**** Data supplied ****
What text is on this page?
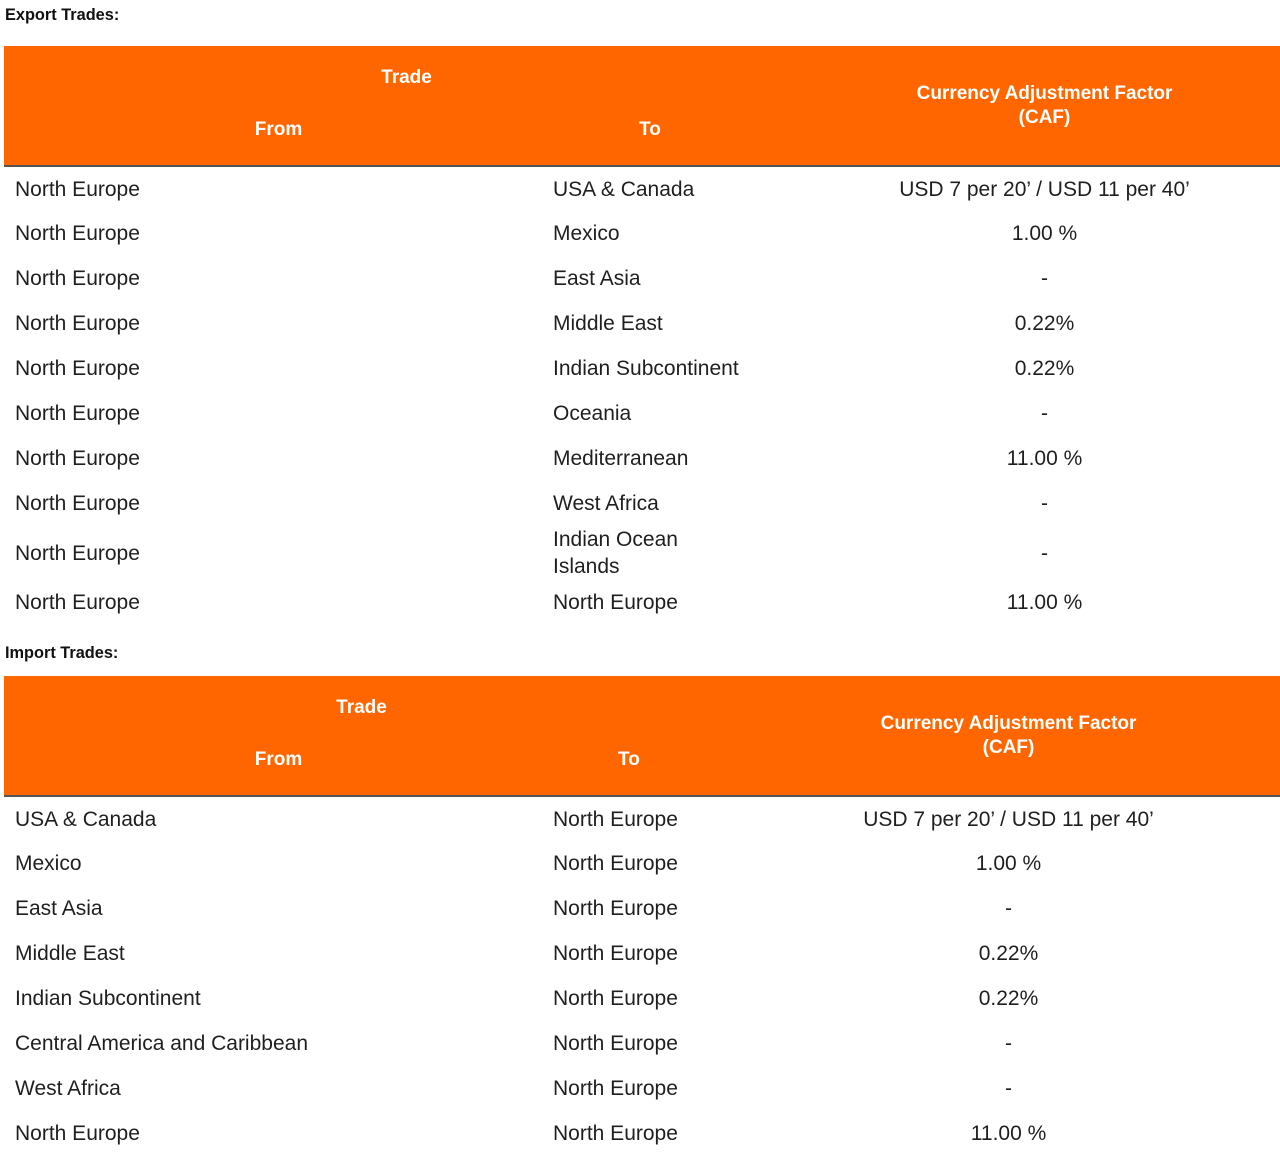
Export Trades:
Trade		Currency Adjustment Factor (CAF)
From	To	
North Europe	USA & Canada	USD 7 per 20’ / USD 11 per 40’
North Europe	Mexico	1.00 %
North Europe	East Asia	-
North Europe	Middle East	0.22%
North Europe	Indian Subcontinent	0.22%
North Europe	Oceania	-
North Europe	Mediterranean	11.00 %
North Europe	West Africa	-
North Europe	Indian Ocean Islands	-
North Europe	North Europe	11.00 %
Import Trades:
Trade		Currency Adjustment Factor (CAF)
From	To	
USA & Canada	North Europe	USD 7 per 20’ / USD 11 per 40’
Mexico	North Europe	1.00 %
East Asia	North Europe	-
Middle East	North Europe	0.22%
Indian Subcontinent	North Europe	0.22%
Central America and Caribbean	North Europe	-
West Africa	North Europe	-
North Europe	North Europe	11.00 %
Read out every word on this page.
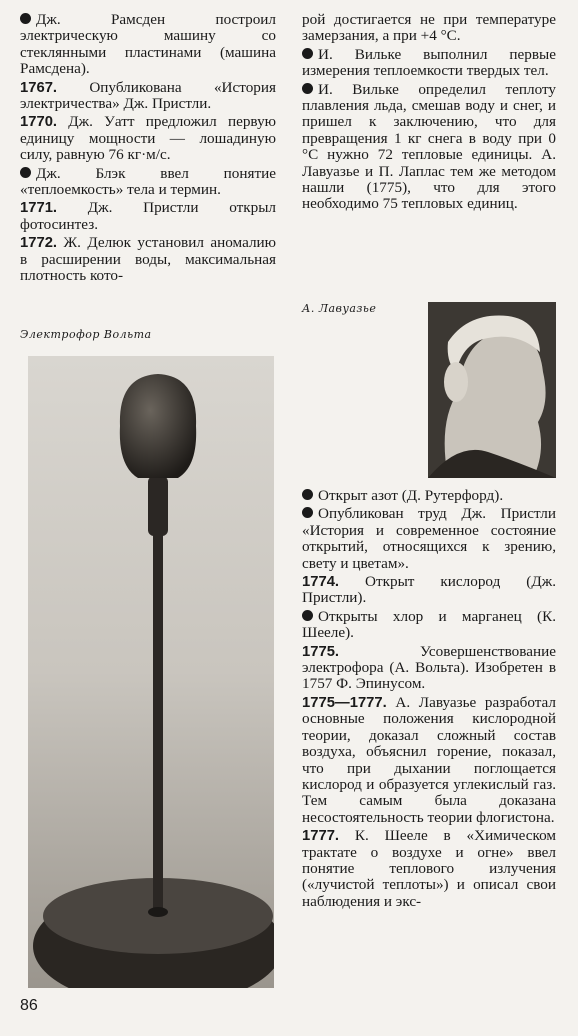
Дж. Рамсден построил электрическую машину со стеклянными пластинами (машина Рамсдена).

1767. Опубликована «История электричества» Дж. Пристли.

1770. Дж. Уатт предложил первую единицу мощности — лошадиную силу, равную 76 кг·м/с.

Дж. Блэк ввел понятие «теплоемкость» тела и термин.

1771. Дж. Пристли открыл фотосинтез.

1772. Ж. Делюк установил аномалию в расширении воды, максимальная плотность кото-

рой достигается не при температуре замерзания, а при +4 °С.

И. Вильке выполнил первые измерения теплоемкости твердых тел.

И. Вильке определил теплоту плавления льда, смешав воду и снег, и пришел к заключению, что для превращения 1 кг снега в воду при 0 °С нужно 72 тепловые единицы. А. Лавуазье и П. Лаплас тем же методом нашли (1775), что для этого необходимо 75 тепловых единиц.

Электрофор Вольта
А. Лавуазье

Открыт азот (Д. Рутерфорд).

Опубликован труд Дж. Пристли «История и современное состояние открытий, относящихся к зрению, свету и цветам».

1774. Открыт кислород (Дж. Пристли).

Открыты хлор и марганец (К. Шееле).

1775.	Усовершенствование электрофора (А. Вольта). Изобретен в 1757 Ф. Эпинусом.

1775—1777. А. Лавуазье разработал основные положения кислородной теории, доказал сложный состав воздуха, объяснил горение, показал, что при дыхании поглощается кислород и образуется углекислый газ. Тем самым была доказана несостоятельность теории флогистона.

1777. К. Шееле в «Химическом трактате о воздухе и огне» ввел понятие теплового излучения («лучистой теплоты») и описал свои наблюдения и экс-

86
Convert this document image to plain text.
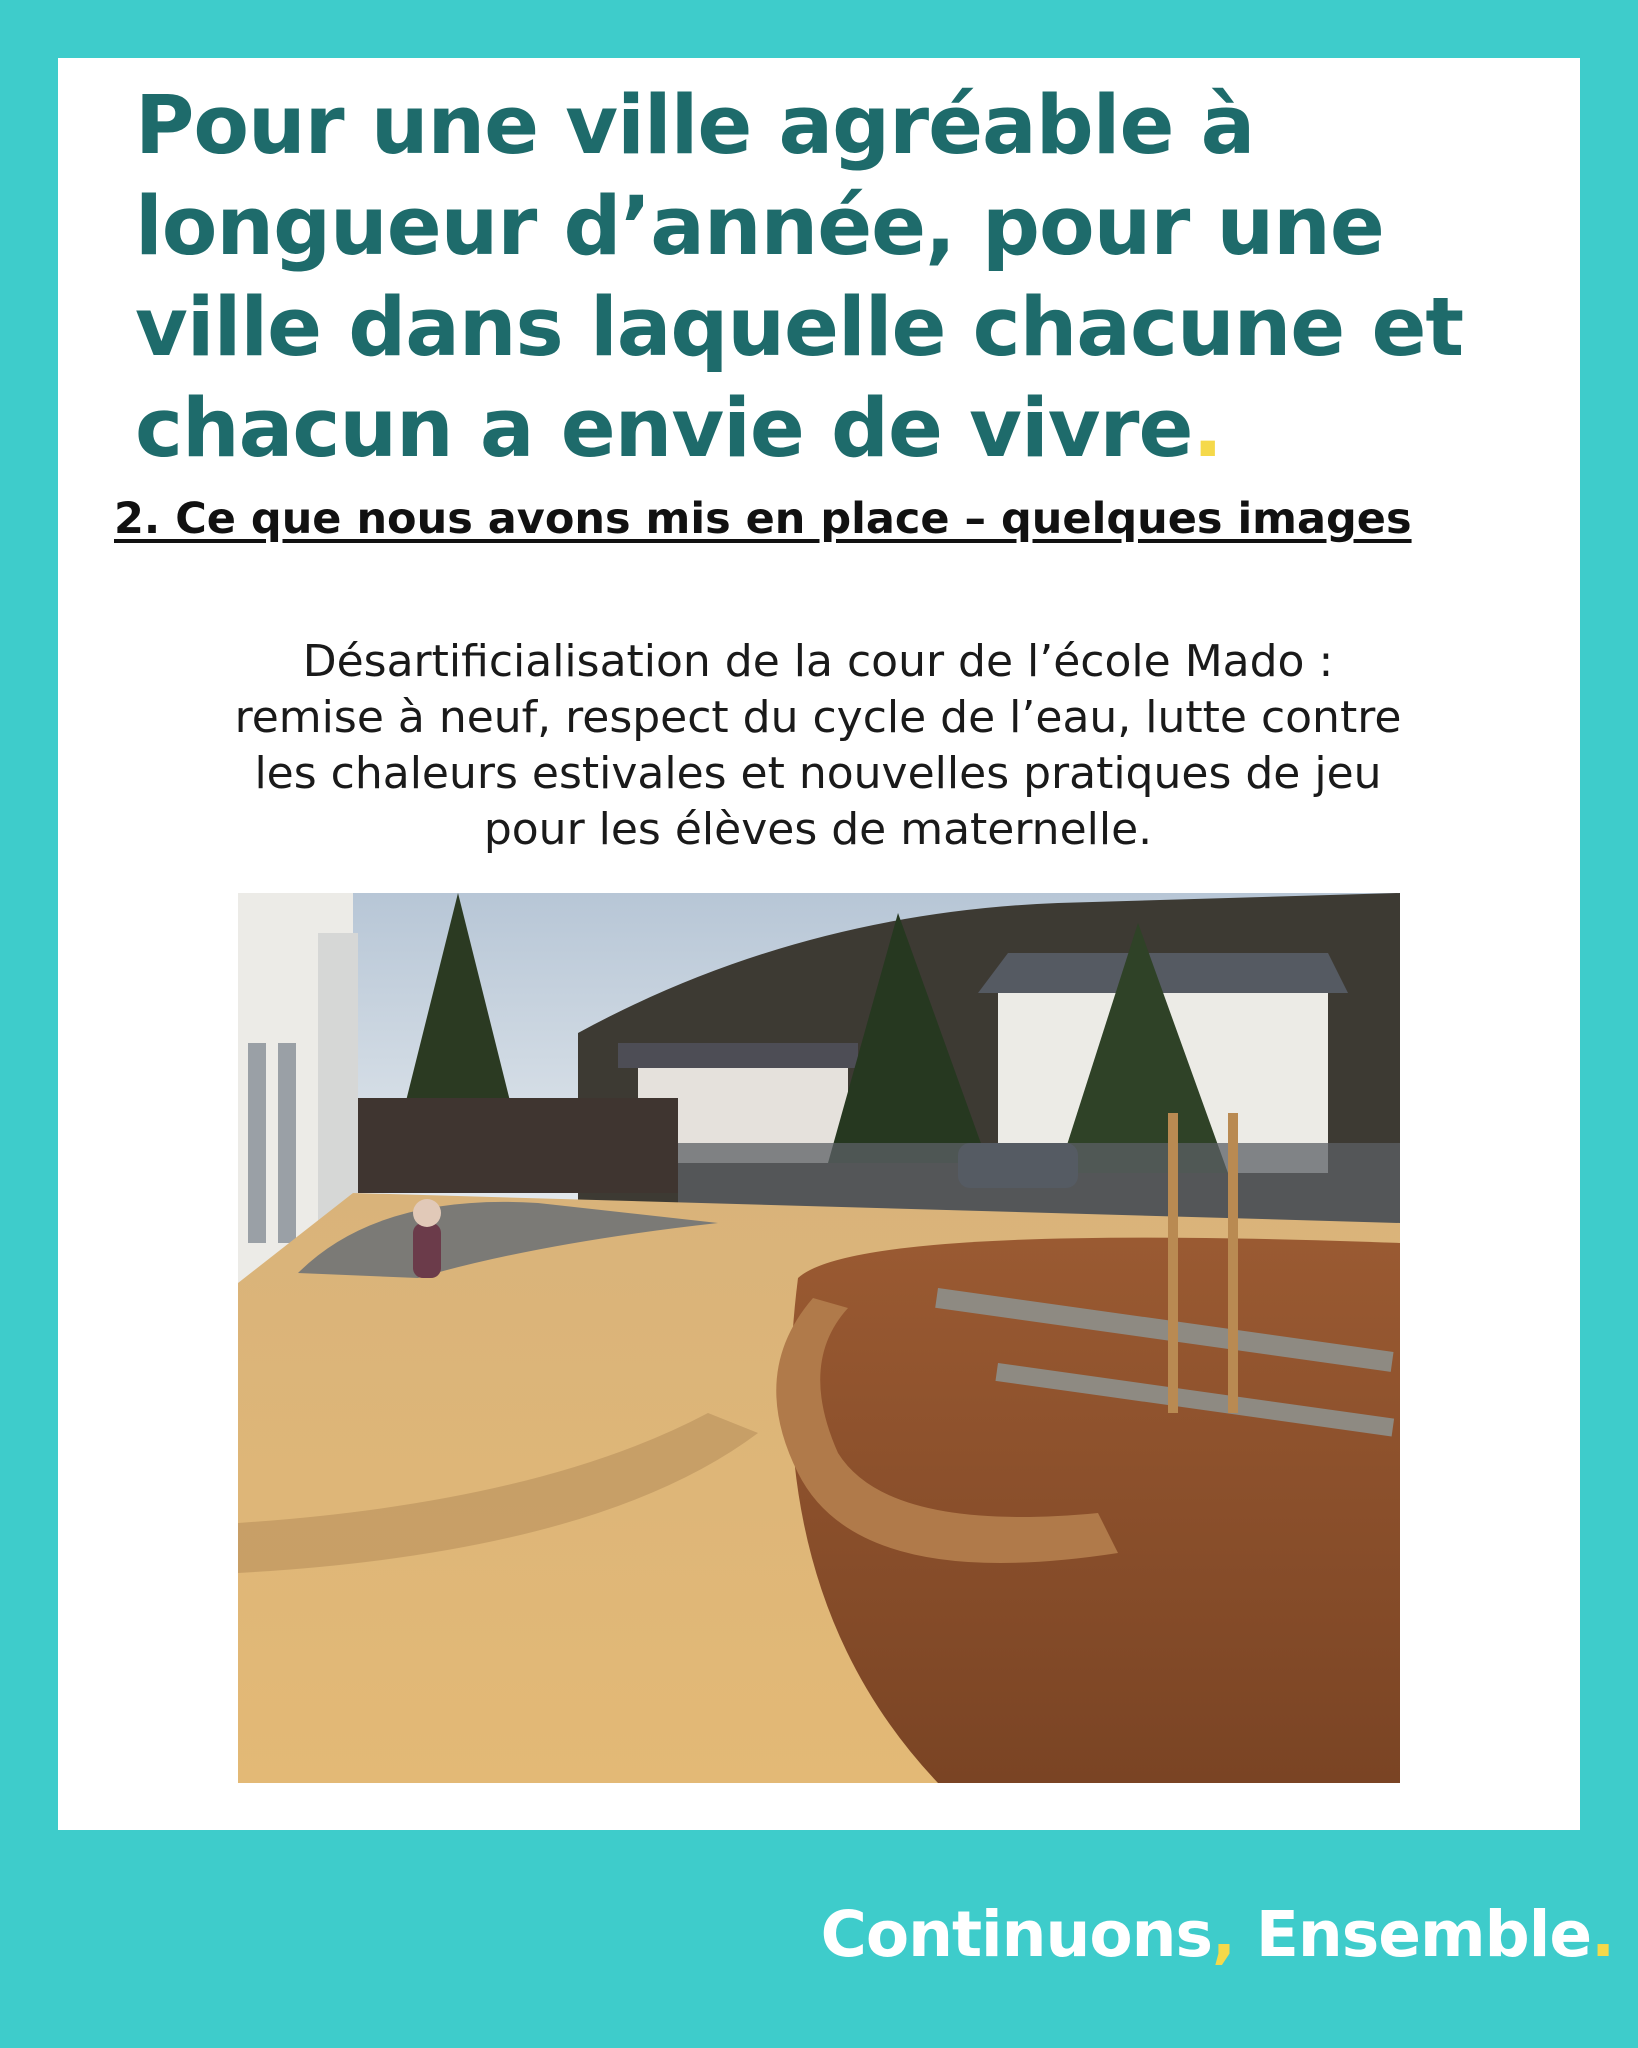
Pour une ville agréable à longueur d’année, pour une ville dans laquelle chacune et chacun a envie de vivre.
2. Ce que nous avons mis en place – quelques images
Désartificialisation de la cour de l’école Mado :
remise à neuf, respect du cycle de l’eau, lutte contre
les chaleurs estivales et nouvelles pratiques de jeu
pour les élèves de maternelle.
Continuons, Ensemble.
****
Search the records for the word "кислород", then list every line that has it.

1774. Открыт кислород (Дж. Пристли).
1775—1777. А. Лавуазье разработал основные положения кислородной теории, доказал сложный состав воздуха, объяснил горение, показал, что при дыхании поглощается кислород и образуется углекислый газ. Тем самым была доказана несостоятельность теории флогистона.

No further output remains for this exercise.